Every line of the data that includes "Output" should be copied out.
Excerpted data below:
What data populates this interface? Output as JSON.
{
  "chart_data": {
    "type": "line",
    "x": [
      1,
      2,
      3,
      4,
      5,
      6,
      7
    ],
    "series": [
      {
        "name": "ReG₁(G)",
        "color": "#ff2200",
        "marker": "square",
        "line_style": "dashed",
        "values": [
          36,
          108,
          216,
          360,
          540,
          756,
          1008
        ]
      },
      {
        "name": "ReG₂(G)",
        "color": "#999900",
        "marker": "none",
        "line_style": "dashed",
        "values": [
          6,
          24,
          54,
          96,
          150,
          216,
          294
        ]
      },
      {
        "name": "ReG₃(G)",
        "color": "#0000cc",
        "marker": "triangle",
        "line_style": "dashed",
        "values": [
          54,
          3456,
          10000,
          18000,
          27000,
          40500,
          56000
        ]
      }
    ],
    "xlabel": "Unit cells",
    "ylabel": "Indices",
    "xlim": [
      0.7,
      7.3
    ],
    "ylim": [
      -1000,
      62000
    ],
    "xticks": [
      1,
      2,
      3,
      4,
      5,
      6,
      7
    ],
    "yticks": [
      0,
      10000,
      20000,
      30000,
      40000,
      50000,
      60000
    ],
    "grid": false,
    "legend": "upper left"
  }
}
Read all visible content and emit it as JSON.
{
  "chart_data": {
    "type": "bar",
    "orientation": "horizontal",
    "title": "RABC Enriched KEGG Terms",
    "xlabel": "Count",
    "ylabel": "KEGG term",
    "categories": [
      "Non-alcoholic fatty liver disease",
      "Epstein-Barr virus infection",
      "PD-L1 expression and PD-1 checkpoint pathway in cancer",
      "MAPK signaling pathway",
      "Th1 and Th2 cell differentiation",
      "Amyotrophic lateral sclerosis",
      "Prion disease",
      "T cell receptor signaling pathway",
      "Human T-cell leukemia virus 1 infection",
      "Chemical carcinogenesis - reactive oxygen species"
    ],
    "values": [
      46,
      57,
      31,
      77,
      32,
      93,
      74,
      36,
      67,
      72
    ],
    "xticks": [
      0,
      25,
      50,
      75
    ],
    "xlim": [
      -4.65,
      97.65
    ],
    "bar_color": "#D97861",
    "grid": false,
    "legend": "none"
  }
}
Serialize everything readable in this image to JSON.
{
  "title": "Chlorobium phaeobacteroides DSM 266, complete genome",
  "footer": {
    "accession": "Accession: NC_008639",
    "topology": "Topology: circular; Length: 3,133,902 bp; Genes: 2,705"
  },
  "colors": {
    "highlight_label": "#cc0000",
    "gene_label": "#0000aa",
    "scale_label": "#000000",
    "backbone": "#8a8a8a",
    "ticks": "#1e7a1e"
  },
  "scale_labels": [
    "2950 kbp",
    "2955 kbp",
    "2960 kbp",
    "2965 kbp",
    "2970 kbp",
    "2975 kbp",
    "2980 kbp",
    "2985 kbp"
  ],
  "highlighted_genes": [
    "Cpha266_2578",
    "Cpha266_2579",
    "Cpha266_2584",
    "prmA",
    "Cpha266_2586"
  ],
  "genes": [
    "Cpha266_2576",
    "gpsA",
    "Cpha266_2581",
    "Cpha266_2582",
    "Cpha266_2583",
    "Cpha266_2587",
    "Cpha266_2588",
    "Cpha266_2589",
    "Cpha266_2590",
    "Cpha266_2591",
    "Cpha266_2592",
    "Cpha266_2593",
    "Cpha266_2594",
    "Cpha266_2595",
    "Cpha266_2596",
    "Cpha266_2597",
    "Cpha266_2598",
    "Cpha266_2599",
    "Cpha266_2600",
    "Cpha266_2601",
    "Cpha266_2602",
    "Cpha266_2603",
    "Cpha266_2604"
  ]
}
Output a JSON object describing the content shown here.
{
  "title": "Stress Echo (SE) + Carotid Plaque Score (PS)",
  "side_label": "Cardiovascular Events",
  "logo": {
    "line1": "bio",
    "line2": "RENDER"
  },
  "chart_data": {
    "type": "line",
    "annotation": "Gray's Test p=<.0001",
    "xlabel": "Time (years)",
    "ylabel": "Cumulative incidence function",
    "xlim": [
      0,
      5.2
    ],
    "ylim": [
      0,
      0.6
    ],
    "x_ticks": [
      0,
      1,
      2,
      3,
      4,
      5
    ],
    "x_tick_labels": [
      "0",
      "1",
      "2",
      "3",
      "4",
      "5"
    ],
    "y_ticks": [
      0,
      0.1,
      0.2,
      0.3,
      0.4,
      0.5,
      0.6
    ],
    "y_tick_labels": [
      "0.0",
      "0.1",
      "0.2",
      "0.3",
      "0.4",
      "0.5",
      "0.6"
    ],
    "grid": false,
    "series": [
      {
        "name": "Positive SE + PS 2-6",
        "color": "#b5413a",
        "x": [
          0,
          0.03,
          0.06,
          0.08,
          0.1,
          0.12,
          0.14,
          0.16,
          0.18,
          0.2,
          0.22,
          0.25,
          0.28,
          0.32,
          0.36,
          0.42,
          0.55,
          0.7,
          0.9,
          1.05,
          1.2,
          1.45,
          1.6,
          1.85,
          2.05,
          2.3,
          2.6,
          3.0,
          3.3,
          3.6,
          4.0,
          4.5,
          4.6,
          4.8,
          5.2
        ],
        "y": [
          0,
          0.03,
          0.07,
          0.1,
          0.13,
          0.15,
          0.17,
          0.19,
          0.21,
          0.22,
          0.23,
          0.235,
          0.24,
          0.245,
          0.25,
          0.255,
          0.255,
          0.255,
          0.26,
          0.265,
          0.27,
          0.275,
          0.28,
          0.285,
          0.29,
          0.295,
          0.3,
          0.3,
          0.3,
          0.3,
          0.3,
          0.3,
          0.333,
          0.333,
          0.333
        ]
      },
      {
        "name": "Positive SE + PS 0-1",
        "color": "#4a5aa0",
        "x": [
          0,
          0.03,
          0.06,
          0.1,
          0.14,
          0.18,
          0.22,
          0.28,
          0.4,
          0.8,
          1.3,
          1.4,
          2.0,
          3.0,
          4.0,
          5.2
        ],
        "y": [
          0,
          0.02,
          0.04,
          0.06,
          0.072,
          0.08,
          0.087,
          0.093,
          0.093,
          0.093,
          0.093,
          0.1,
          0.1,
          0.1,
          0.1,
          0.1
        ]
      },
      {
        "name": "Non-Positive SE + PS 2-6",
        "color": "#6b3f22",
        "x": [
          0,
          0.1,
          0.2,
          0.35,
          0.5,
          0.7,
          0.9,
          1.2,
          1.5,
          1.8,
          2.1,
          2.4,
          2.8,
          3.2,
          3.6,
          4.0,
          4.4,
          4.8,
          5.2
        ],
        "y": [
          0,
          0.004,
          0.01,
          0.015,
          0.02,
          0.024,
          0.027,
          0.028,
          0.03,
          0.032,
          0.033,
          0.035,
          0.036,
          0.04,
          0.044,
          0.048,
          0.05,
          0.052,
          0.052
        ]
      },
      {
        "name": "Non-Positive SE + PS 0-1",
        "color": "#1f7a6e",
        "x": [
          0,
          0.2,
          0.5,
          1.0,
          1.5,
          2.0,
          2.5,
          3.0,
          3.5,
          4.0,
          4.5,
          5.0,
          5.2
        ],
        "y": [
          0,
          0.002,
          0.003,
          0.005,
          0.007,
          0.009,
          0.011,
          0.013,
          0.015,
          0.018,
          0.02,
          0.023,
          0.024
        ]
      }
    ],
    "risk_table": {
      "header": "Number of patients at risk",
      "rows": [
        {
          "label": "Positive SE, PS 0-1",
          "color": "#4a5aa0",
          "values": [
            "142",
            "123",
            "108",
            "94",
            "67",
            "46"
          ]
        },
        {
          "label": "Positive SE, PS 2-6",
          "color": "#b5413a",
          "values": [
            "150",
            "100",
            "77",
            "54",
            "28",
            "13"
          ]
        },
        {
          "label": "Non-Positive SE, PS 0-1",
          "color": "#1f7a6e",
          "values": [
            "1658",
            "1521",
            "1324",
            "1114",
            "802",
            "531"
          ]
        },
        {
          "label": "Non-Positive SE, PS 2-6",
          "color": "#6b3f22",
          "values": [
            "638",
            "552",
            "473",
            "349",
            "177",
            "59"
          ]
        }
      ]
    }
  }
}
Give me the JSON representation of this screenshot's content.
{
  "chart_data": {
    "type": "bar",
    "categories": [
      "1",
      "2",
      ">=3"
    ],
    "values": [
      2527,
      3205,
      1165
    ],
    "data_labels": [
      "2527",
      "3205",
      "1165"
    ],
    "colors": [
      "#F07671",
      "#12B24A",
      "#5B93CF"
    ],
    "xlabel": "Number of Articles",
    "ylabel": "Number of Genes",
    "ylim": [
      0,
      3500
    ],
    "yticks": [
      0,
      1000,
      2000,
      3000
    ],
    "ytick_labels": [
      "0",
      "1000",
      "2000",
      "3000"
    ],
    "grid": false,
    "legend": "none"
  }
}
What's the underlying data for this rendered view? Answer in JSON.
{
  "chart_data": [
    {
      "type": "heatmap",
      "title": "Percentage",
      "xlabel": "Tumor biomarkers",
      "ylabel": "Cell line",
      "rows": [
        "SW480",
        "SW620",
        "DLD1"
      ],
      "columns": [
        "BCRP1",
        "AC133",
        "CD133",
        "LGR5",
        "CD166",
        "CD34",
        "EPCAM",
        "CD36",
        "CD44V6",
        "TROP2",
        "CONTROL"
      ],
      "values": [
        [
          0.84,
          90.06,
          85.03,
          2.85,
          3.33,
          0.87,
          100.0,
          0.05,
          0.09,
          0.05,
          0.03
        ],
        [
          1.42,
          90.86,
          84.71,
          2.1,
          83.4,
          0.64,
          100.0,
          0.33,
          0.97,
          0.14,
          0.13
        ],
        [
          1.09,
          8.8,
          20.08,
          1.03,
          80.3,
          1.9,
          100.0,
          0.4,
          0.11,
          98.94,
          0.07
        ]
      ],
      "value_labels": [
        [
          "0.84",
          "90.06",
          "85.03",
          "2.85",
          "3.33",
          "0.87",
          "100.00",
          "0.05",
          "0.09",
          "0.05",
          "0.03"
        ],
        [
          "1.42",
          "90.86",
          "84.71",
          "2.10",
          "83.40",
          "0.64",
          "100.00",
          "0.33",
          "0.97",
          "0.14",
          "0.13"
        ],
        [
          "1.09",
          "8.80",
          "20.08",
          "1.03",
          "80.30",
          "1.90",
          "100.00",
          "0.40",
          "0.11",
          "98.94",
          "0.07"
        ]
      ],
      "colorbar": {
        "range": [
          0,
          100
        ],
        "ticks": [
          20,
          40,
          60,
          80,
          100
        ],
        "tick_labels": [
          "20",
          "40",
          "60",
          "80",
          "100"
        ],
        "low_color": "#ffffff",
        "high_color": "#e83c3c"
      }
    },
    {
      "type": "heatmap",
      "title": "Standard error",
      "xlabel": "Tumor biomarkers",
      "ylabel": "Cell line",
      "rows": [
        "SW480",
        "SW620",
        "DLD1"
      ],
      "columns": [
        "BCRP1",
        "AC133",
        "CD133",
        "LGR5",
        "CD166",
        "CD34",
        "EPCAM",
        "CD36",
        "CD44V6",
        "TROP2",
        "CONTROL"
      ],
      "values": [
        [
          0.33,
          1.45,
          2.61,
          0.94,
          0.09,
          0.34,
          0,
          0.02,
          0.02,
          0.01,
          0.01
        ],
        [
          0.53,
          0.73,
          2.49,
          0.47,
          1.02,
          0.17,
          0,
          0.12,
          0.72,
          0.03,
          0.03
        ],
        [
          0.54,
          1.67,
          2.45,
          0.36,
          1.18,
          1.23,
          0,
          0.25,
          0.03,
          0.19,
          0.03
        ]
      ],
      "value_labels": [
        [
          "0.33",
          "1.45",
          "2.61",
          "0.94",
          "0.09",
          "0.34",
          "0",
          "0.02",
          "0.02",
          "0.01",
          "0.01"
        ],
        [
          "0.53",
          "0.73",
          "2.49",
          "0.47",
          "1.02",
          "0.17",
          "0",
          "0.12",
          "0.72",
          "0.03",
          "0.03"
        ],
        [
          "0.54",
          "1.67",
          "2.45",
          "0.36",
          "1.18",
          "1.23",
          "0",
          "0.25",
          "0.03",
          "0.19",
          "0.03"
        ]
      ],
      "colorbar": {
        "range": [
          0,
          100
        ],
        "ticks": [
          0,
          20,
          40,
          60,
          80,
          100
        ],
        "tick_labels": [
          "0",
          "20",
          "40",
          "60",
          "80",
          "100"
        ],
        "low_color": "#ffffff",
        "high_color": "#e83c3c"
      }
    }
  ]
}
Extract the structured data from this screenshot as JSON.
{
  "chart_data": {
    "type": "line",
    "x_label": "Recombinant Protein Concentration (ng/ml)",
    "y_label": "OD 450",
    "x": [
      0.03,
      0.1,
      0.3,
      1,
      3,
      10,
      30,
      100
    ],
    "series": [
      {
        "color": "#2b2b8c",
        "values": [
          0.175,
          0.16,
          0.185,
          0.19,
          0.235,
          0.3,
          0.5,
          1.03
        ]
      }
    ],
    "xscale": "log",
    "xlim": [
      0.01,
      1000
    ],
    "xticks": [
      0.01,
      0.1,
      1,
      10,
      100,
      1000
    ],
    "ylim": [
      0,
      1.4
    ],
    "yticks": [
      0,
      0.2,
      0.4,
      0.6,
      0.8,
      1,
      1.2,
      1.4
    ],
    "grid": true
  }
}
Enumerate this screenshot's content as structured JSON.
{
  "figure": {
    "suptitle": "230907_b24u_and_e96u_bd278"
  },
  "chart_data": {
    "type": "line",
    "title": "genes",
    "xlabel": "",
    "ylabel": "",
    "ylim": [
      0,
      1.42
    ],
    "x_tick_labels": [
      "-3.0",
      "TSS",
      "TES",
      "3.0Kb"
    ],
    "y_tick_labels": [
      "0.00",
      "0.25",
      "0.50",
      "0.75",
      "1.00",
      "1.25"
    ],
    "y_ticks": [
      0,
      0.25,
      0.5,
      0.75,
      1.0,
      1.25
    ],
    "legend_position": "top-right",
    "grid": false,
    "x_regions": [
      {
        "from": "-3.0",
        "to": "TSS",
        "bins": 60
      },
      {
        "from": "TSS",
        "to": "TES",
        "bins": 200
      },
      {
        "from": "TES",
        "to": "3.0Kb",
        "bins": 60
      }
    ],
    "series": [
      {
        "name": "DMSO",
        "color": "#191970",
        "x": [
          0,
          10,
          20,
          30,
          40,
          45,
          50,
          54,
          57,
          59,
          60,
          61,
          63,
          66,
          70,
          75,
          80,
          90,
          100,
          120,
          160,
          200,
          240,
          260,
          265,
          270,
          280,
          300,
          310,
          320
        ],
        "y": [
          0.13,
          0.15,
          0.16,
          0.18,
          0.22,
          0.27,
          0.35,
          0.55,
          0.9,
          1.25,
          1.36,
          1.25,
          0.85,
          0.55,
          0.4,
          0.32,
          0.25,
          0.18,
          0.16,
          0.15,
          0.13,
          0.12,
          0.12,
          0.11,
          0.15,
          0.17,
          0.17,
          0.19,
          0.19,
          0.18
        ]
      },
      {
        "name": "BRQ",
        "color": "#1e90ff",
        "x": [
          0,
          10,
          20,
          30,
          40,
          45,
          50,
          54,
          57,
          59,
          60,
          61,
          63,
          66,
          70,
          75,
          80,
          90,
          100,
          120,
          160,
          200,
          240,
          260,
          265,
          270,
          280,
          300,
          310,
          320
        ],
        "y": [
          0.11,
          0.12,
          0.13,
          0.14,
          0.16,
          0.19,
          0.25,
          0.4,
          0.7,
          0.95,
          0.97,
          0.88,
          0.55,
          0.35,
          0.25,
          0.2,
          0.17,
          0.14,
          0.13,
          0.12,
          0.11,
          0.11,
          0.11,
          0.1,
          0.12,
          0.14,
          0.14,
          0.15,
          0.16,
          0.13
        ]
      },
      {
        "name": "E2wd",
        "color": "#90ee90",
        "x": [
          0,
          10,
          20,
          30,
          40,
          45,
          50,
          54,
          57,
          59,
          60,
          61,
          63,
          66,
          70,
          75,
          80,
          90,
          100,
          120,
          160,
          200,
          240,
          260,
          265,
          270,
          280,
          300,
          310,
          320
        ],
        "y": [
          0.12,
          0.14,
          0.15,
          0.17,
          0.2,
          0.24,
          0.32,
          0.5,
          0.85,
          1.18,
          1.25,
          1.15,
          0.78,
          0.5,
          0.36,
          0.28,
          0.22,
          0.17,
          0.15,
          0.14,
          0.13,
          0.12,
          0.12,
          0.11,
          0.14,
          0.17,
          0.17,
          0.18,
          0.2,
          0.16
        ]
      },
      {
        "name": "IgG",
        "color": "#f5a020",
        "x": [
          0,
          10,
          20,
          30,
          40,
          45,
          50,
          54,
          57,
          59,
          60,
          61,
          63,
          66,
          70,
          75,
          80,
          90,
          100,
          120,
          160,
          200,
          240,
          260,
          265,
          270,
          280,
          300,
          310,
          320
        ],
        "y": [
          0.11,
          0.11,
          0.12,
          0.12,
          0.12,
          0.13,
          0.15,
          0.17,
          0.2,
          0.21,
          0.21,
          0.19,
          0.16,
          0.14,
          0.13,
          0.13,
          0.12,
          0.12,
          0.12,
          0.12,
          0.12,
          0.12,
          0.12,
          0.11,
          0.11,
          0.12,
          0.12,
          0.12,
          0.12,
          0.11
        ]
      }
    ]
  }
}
End of Excerpted data.
• **Answer below**
What data populates this interface? Output as JSON.
Output a JSON object describing the content shown here.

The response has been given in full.